══ Extracted records ══
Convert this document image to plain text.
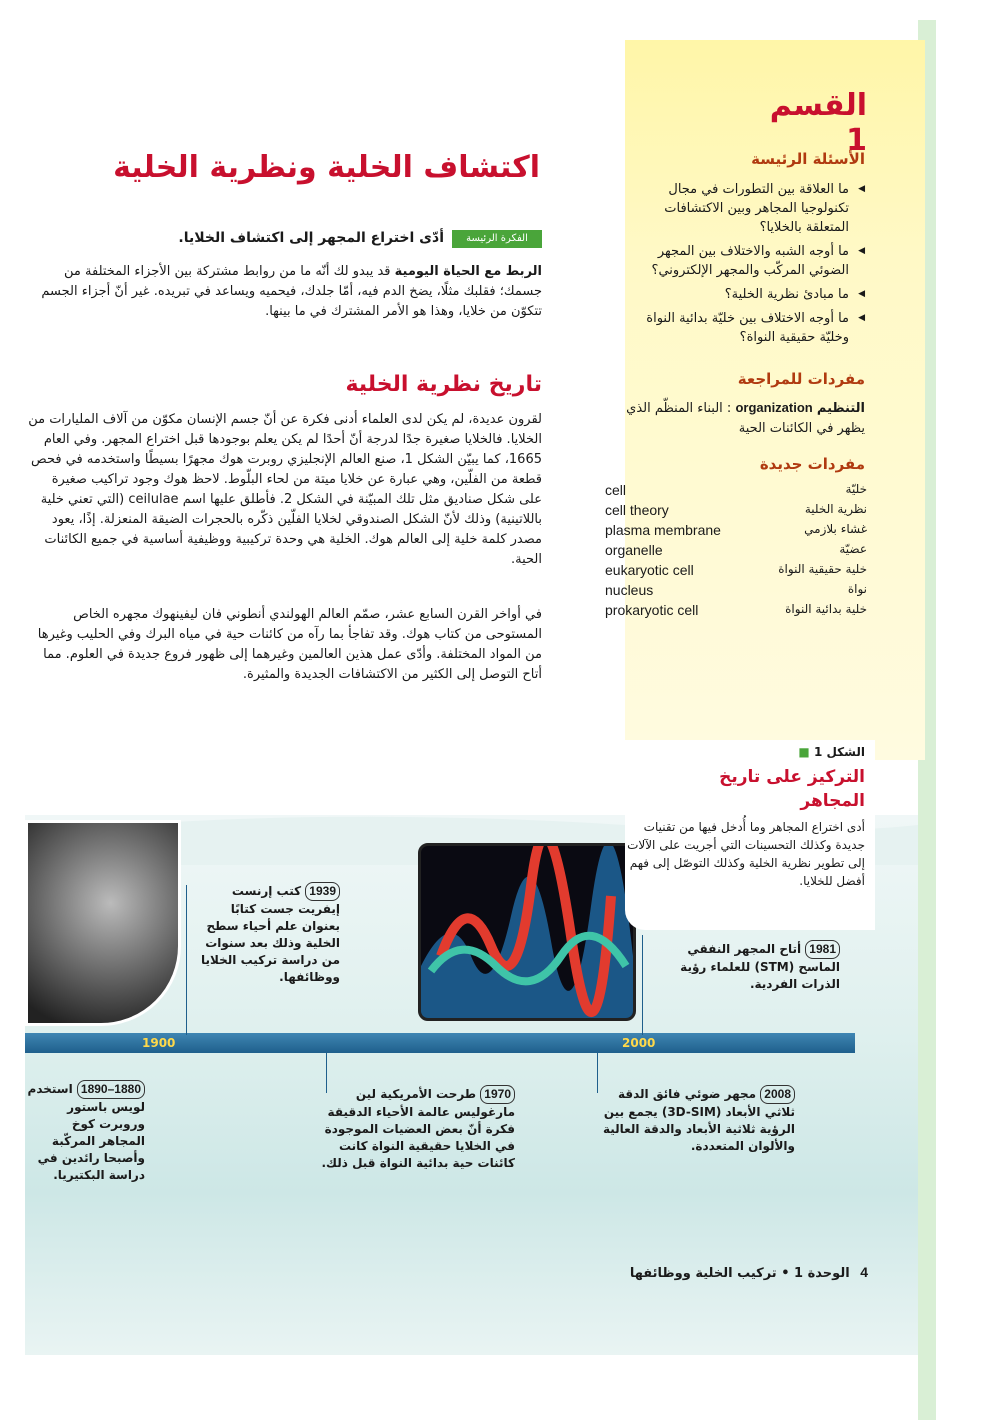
القسم 1
الأسئلة الرئيسة
◀ ما العلاقة بين التطورات في مجال تكنولوجيا المجاهر وبين الاكتشافات المتعلقة بالخلايا؟
◀ ما أوجه الشبه والاختلاف بين المجهر الضوئي المركّب والمجهر الإلكتروني؟
◀ ما مبادئ نظرية الخلية؟
◀ ما أوجه الاختلاف بين خليّة بدائية النواة وخليّة حقيقية النواة؟
مفردات للمراجعة
التنظيم organization : البناء المنظّم الذي يظهر في الكائنات الحية
مفردات جديدة
cell	خليّة
cell theory	نظرية الخلية
plasma membrane	غشاء بلازمي
organelle	عضيّة
eukaryotic cell	خلية حقيقية النواة
nucleus	نواة
prokaryotic cell	خلية بدائية النواة
اكتشاف الخلية ونظرية الخلية
الفكرة الرئيسة
أدّى اختراع المجهر إلى اكتشاف الخلايا.
الربط مع الحياة اليومية قد يبدو لك أنّه ما من روابط مشتركة بين الأجزاء المختلفة من جسمك؛ فقلبك مثلًا، يضخ الدم فيه، أمّا جلدك، فيحميه ويساعد في تبريده. غير أنّ أجزاء الجسم تتكوّن من خلايا، وهذا هو الأمر المشترك في ما بينها.
تاريخ نظرية الخلية
لقرون عديدة، لم يكن لدى العلماء أدنى فكرة عن أنّ جسم الإنسان مكوّن من آلاف المليارات من الخلايا. فالخلايا صغيرة جدًا لدرجة أنّ أحدًا لم يكن يعلم بوجودها قبل اختراع المجهر. وفي العام 1665، كما يبيّن الشكل 1، صنع العالم الإنجليزي روبرت هوك مجهرًا بسيطًا واستخدمه في فحص قطعة من الفلّين، وهي عبارة عن خلايا ميتة من لحاء البلّوط. لاحظ هوك وجود تراكيب صغيرة على شكل صناديق مثل تلك المبيّنة في الشكل 2. فأطلق عليها اسم ceilulae (التي تعني خلية باللاتينية) وذلك لأنّ الشكل الصندوقي لخلايا الفلّين ذكّره بالحجرات الضيقة المنعزلة. إذًا، يعود مصدر كلمة خلية إلى العالم هوك. الخلية هي وحدة تركيبية ووظيفية أساسية في جميع الكائنات الحية.
في أواخر القرن السابع عشر، صمّم العالم الهولندي أنطوني فان ليفينهوك مجهره الخاص المستوحى من كتاب هوك. وقد تفاجأ بما رآه من كائنات حية في مياه البرك وفي الحليب وغيرها من المواد المختلفة. وأدّى عمل هذين العالمين وغيرهما إلى ظهور فروع جديدة في العلوم. مما أتاح التوصل إلى الكثير من الاكتشافات الجديدة والمثيرة.
الشكل 1 ■
التركيز على تاريخ المجاهر
أدى اختراع المجاهر وما أُدخل فيها من تقنيات جديدة وكذلك التحسينات التي أجريت على الآلات إلى تطوير نظرية الخلية وكذلك التوصّل إلى فهم أفضل للخلايا.
1900	2000
1939 كتب إرنست إيفريت جست كتابًا بعنوان علم أحياء سطح الخلية وذلك بعد سنوات من دراسة تركيب الخلايا ووظائفها.
1981 أتاح المجهر النفقي الماسح (STM) للعلماء رؤية الذرات الفردية.
1880–1890 استخدم لويس باستور وروبرت كوخ المجاهر المركّبة وأصبحا رائدين في دراسة البكتيريا.
1970 طرحت الأمريكية لين مارغوليس عالمة الأحياء الدقيقة فكرة أنّ بعض العضيات الموجودة في الخلايا حقيقية النواة كانت كائنات حية بدائية النواة قبل ذلك.
2008 مجهر ضوئي فائق الدقة ثلاثي الأبعاد (3D-SIM) يجمع بين الرؤية ثلاثية الأبعاد والدقة العالية والألوان المتعددة.
4 الوحدة 1 • تركيب الخلية ووظائفها
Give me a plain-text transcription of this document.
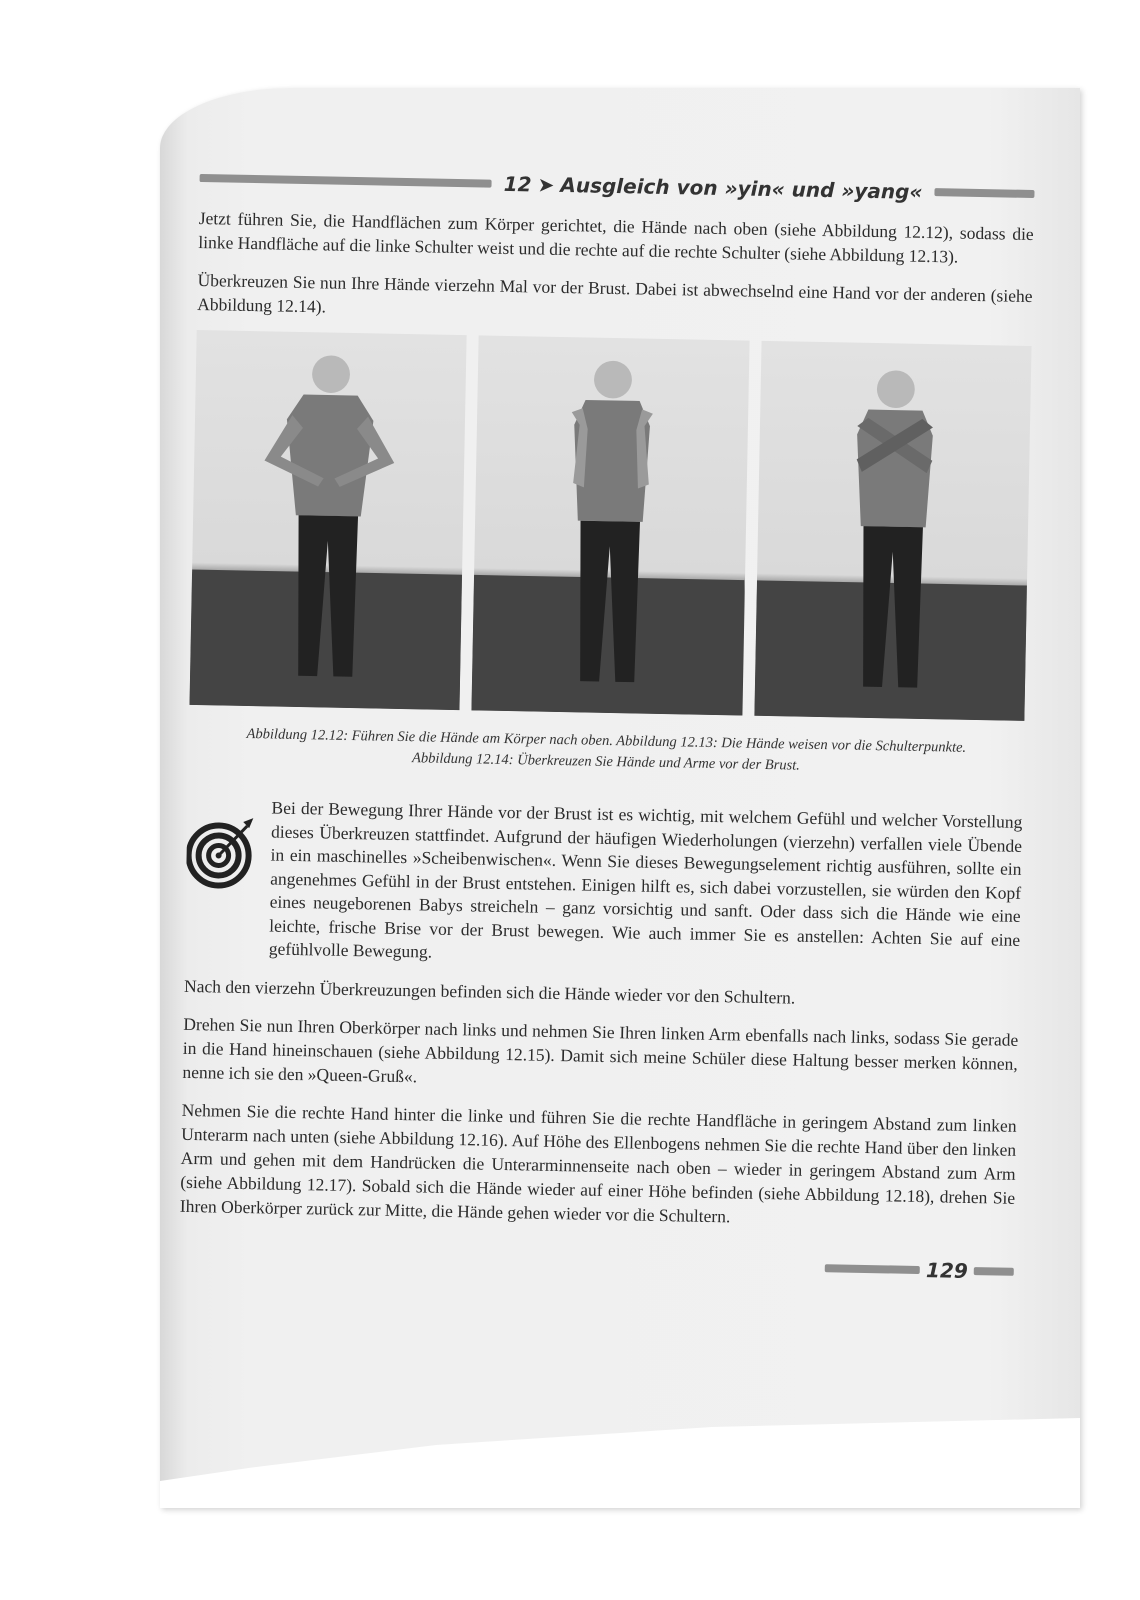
12 ➤ Ausgleich von »yin« und »yang«

Jetzt führen Sie, die Handflächen zum Körper gerichtet, die Hände nach oben (siehe Abbildung 12.12), sodass die linke Handfläche auf die linke Schulter weist und die rechte auf die rechte Schulter (siehe Abbildung 12.13).

Überkreuzen Sie nun Ihre Hände vierzehn Mal vor der Brust. Dabei ist abwechselnd eine Hand vor der anderen (siehe Abbildung 12.14).

Abbildung 12.12: Führen Sie die Hände am Körper nach oben. Abbildung 12.13: Die Hände weisen vor die Schulterpunkte. Abbildung 12.14: Überkreuzen Sie Hände und Arme vor der Brust.

Bei der Bewegung Ihrer Hände vor der Brust ist es wichtig, mit welchem Gefühl und welcher Vorstellung dieses Überkreuzen stattfindet. Aufgrund der häufigen Wiederholungen (vierzehn) verfallen viele Übende in ein maschinelles »Scheibenwischen«. Wenn Sie dieses Bewegungselement richtig ausführen, sollte ein angenehmes Gefühl in der Brust entstehen. Einigen hilft es, sich dabei vorzustellen, sie würden den Kopf eines neugeborenen Babys streicheln – ganz vorsichtig und sanft. Oder dass sich die Hände wie eine leichte, frische Brise vor der Brust bewegen. Wie auch immer Sie es anstellen: Achten Sie auf eine gefühlvolle Bewegung.

Nach den vierzehn Überkreuzungen befinden sich die Hände wieder vor den Schultern.

Drehen Sie nun Ihren Oberkörper nach links und nehmen Sie Ihren linken Arm ebenfalls nach links, sodass Sie gerade in die Hand hineinschauen (siehe Abbildung 12.15). Damit sich meine Schüler diese Haltung besser merken können, nenne ich sie den »Queen-Gruß«.

Nehmen Sie die rechte Hand hinter die linke und führen Sie die rechte Handfläche in geringem Abstand zum linken Unterarm nach unten (siehe Abbildung 12.16). Auf Höhe des Ellenbogens nehmen Sie die rechte Hand über den linken Arm und gehen mit dem Handrücken die Unterarminnenseite nach oben – wieder in geringem Abstand zum Arm (siehe Abbildung 12.17). Sobald sich die Hände wieder auf einer Höhe befinden (siehe Abbildung 12.18), drehen Sie Ihren Oberkörper zurück zur Mitte, die Hände gehen wieder vor die Schultern.

129
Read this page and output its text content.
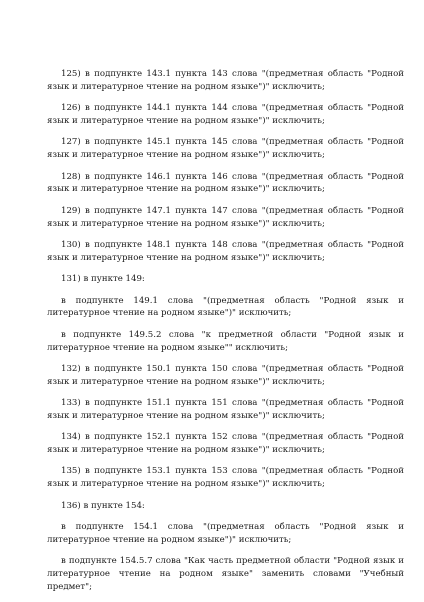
125) в подпункте 143.1 пункта 143 слова "(предметная область "Родной язык и литературное чтение на родном языке")" исключить;

126) в подпункте 144.1 пункта 144 слова "(предметная область "Родной язык и литературное чтение на родном языке")" исключить;

127) в подпункте 145.1 пункта 145 слова "(предметная область "Родной язык и литературное чтение на родном языке")" исключить;

128) в подпункте 146.1 пункта 146 слова "(предметная область "Родной язык и литературное чтение на родном языке")" исключить;

129) в подпункте 147.1 пункта 147 слова "(предметная область "Родной язык и литературное чтение на родном языке")" исключить;

130) в подпункте 148.1 пункта 148 слова "(предметная область "Родной язык и литературное чтение на родном языке")" исключить;

131) в пункте 149:

в подпункте 149.1 слова "(предметная область "Родной язык и литературное чтение на родном языке")" исключить;

в подпункте 149.5.2 слова "к предметной области "Родной язык и литературное чтение на родном языке"" исключить;

132) в подпункте 150.1 пункта 150 слова "(предметная область "Родной язык и литературное чтение на родном языке")" исключить;

133) в подпункте 151.1 пункта 151 слова "(предметная область "Родной язык и литературное чтение на родном языке")" исключить;

134) в подпункте 152.1 пункта 152 слова "(предметная область "Родной язык и литературное чтение на родном языке")" исключить;

135) в подпункте 153.1 пункта 153 слова "(предметная область "Родной язык и литературное чтение на родном языке")" исключить;

136) в пункте 154:

в подпункте 154.1 слова "(предметная область "Родной язык и литературное чтение на родном языке")" исключить;

в подпункте 154.5.7 слова "Как часть предметной области "Родной язык и литературное чтение на родном языке" заменить словами "Учебный предмет";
═══
#### Instructions to follow:
Restate the listing above word for word, and skip the pictures.

#### The result:
Convert this document image to plain text.
القسم 1
الأسئلة الرئيسة
◀ ما العلاقة بين التطورات في مجال تكنولوجيا المجاهر وبين الاكتشافات المتعلقة بالخلايا؟
◀ ما أوجه الشبه والاختلاف بين المجهر الضوئي المركّب والمجهر الإلكتروني؟
◀ ما مبادئ نظرية الخلية؟
◀ ما أوجه الاختلاف بين خليّة بدائية النواة وخليّة حقيقية النواة؟
مفردات للمراجعة
التنظيم organization : البناء المنظّم الذي يظهر في الكائنات الحية
مفردات جديدة
cell	خليّة
cell theory	نظرية الخلية
plasma membrane	غشاء بلازمي
organelle	عضيّة
eukaryotic cell	خلية حقيقية النواة
nucleus	نواة
prokaryotic cell	خلية بدائية النواة
اكتشاف الخلية ونظرية الخلية
الفكرة الرئيسة
أدّى اختراع المجهر إلى اكتشاف الخلايا.
الربط مع الحياة اليومية قد يبدو لك أنّه ما من روابط مشتركة بين الأجزاء المختلفة من جسمك؛ فقلبك مثلًا، يضخ الدم فيه، أمّا جلدك، فيحميه ويساعد في تبريده. غير أنّ أجزاء الجسم تتكوّن من خلايا، وهذا هو الأمر المشترك في ما بينها.
تاريخ نظرية الخلية
لقرون عديدة، لم يكن لدى العلماء أدنى فكرة عن أنّ جسم الإنسان مكوّن من آلاف المليارات من الخلايا. فالخلايا صغيرة جدًا لدرجة أنّ أحدًا لم يكن يعلم بوجودها قبل اختراع المجهر. وفي العام 1665، كما يبيّن الشكل 1، صنع العالم الإنجليزي روبرت هوك مجهرًا بسيطًا واستخدمه في فحص قطعة من الفلّين، وهي عبارة عن خلايا ميتة من لحاء البلّوط. لاحظ هوك وجود تراكيب صغيرة على شكل صناديق مثل تلك المبيّنة في الشكل 2. فأطلق عليها اسم ceilulae (التي تعني خلية باللاتينية) وذلك لأنّ الشكل الصندوقي لخلايا الفلّين ذكّره بالحجرات الضيقة المنعزلة. إذًا، يعود مصدر كلمة خلية إلى العالم هوك. الخلية هي وحدة تركيبية ووظيفية أساسية في جميع الكائنات الحية.
في أواخر القرن السابع عشر، صمّم العالم الهولندي أنطوني فان ليفينهوك مجهره الخاص المستوحى من كتاب هوك. وقد تفاجأ بما رآه من كائنات حية في مياه البرك وفي الحليب وغيرها من المواد المختلفة. وأدّى عمل هذين العالمين وغيرهما إلى ظهور فروع جديدة في العلوم. مما أتاح التوصل إلى الكثير من الاكتشافات الجديدة والمثيرة.
الشكل 1 ■
التركيز على تاريخ المجاهر
أدى اختراع المجاهر وما أُدخل فيها من تقنيات جديدة وكذلك التحسينات التي أجريت على الآلات إلى تطوير نظرية الخلية وكذلك التوصّل إلى فهم أفضل للخلايا.
1900	2000
1939 كتب إرنست إيفريت جست كتابًا بعنوان علم أحياء سطح الخلية وذلك بعد سنوات من دراسة تركيب الخلايا ووظائفها.
1981 أتاح المجهر النفقي الماسح (STM) للعلماء رؤية الذرات الفردية.
1880–1890 استخدم لويس باستور وروبرت كوخ المجاهر المركّبة وأصبحا رائدين في دراسة البكتيريا.
1970 طرحت الأمريكية لين مارغوليس عالمة الأحياء الدقيقة فكرة أنّ بعض العضيات الموجودة في الخلايا حقيقية النواة كانت كائنات حية بدائية النواة قبل ذلك.
2008 مجهر ضوئي فائق الدقة ثلاثي الأبعاد (3D-SIM) يجمع بين الرؤية ثلاثية الأبعاد والدقة العالية والألوان المتعددة.
4 الوحدة 1 • تركيب الخلية ووظائفها
Give me a plain-text transcription of this document.
12 ➤ Ausgleich von »yin« und »yang«

Jetzt führen Sie, die Handflächen zum Körper gerichtet, die Hände nach oben (siehe Abbildung 12.12), sodass die linke Handfläche auf die linke Schulter weist und die rechte auf die rechte Schulter (siehe Abbildung 12.13).

Überkreuzen Sie nun Ihre Hände vierzehn Mal vor der Brust. Dabei ist abwechselnd eine Hand vor der anderen (siehe Abbildung 12.14).

Abbildung 12.12: Führen Sie die Hände am Körper nach oben. Abbildung 12.13: Die Hände weisen vor die Schulterpunkte. Abbildung 12.14: Überkreuzen Sie Hände und Arme vor der Brust.

Bei der Bewegung Ihrer Hände vor der Brust ist es wichtig, mit welchem Gefühl und welcher Vorstellung dieses Überkreuzen stattfindet. Aufgrund der häufigen Wiederholungen (vierzehn) verfallen viele Übende in ein maschinelles »Scheibenwischen«. Wenn Sie dieses Bewegungselement richtig ausführen, sollte ein angenehmes Gefühl in der Brust entstehen. Einigen hilft es, sich dabei vorzustellen, sie würden den Kopf eines neugeborenen Babys streicheln – ganz vorsichtig und sanft. Oder dass sich die Hände wie eine leichte, frische Brise vor der Brust bewegen. Wie auch immer Sie es anstellen: Achten Sie auf eine gefühlvolle Bewegung.

Nach den vierzehn Überkreuzungen befinden sich die Hände wieder vor den Schultern.

Drehen Sie nun Ihren Oberkörper nach links und nehmen Sie Ihren linken Arm ebenfalls nach links, sodass Sie gerade in die Hand hineinschauen (siehe Abbildung 12.15). Damit sich meine Schüler diese Haltung besser merken können, nenne ich sie den »Queen-Gruß«.

Nehmen Sie die rechte Hand hinter die linke und führen Sie die rechte Handfläche in geringem Abstand zum linken Unterarm nach unten (siehe Abbildung 12.16). Auf Höhe des Ellenbogens nehmen Sie die rechte Hand über den linken Arm und gehen mit dem Handrücken die Unterarminnenseite nach oben – wieder in geringem Abstand zum Arm (siehe Abbildung 12.17). Sobald sich die Hände wieder auf einer Höhe befinden (siehe Abbildung 12.18), drehen Sie Ihren Oberkörper zurück zur Mitte, die Hände gehen wieder vor die Schultern.

129
Read this page and output its text content.
125) в подпункте 143.1 пункта 143 слова "(предметная область "Родной язык и литературное чтение на родном языке")" исключить;

126) в подпункте 144.1 пункта 144 слова "(предметная область "Родной язык и литературное чтение на родном языке")" исключить;

127) в подпункте 145.1 пункта 145 слова "(предметная область "Родной язык и литературное чтение на родном языке")" исключить;

128) в подпункте 146.1 пункта 146 слова "(предметная область "Родной язык и литературное чтение на родном языке")" исключить;

129) в подпункте 147.1 пункта 147 слова "(предметная область "Родной язык и литературное чтение на родном языке")" исключить;

130) в подпункте 148.1 пункта 148 слова "(предметная область "Родной язык и литературное чтение на родном языке")" исключить;

131) в пункте 149:

в подпункте 149.1 слова "(предметная область "Родной язык и литературное чтение на родном языке")" исключить;

в подпункте 149.5.2 слова "к предметной области "Родной язык и литературное чтение на родном языке"" исключить;

132) в подпункте 150.1 пункта 150 слова "(предметная область "Родной язык и литературное чтение на родном языке")" исключить;

133) в подпункте 151.1 пункта 151 слова "(предметная область "Родной язык и литературное чтение на родном языке")" исключить;

134) в подпункте 152.1 пункта 152 слова "(предметная область "Родной язык и литературное чтение на родном языке")" исключить;

135) в подпункте 153.1 пункта 153 слова "(предметная область "Родной язык и литературное чтение на родном языке")" исключить;

136) в пункте 154:

в подпункте 154.1 слова "(предметная область "Родной язык и литературное чтение на родном языке")" исключить;

в подпункте 154.5.7 слова "Как часть предметной области "Родной язык и литературное чтение на родном языке" заменить словами "Учебный предмет";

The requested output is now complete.